# [OBJECTIVE]
Wherever the string "机构专业化" occurs in a line of these records, report that line.

[start of STORED DATA]

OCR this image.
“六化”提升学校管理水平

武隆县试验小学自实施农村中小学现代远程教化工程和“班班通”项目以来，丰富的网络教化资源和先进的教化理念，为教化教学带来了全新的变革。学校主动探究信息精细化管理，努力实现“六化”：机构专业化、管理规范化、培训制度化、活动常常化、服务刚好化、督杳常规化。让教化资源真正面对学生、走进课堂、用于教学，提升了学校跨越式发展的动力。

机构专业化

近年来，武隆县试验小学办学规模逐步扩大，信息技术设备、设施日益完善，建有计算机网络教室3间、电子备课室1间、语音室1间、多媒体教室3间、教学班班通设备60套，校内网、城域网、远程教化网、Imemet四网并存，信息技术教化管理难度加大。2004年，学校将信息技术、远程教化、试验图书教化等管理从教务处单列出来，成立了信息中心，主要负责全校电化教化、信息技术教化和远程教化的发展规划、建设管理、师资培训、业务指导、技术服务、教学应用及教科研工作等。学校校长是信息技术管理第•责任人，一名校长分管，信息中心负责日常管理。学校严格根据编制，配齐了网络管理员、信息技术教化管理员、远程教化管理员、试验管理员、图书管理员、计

[end of STORED DATA]

# [SOLUTION BELOW]
武隆县试验小学自实施农村中小学现代远程教化工程和“班班通”项目以来，丰富的网络教化资源和先进的教化理念，为教化教学带来了全新的变革。学校主动探究信息精细化管理，努力实现“六化”：机构专业化、管理规范化、培训制度化、活动常常化、服务刚好化、督杳常规化。让教化资源真正面对学生、走进课堂、用于教学，提升了学校跨越式发展的动力。
机构专业化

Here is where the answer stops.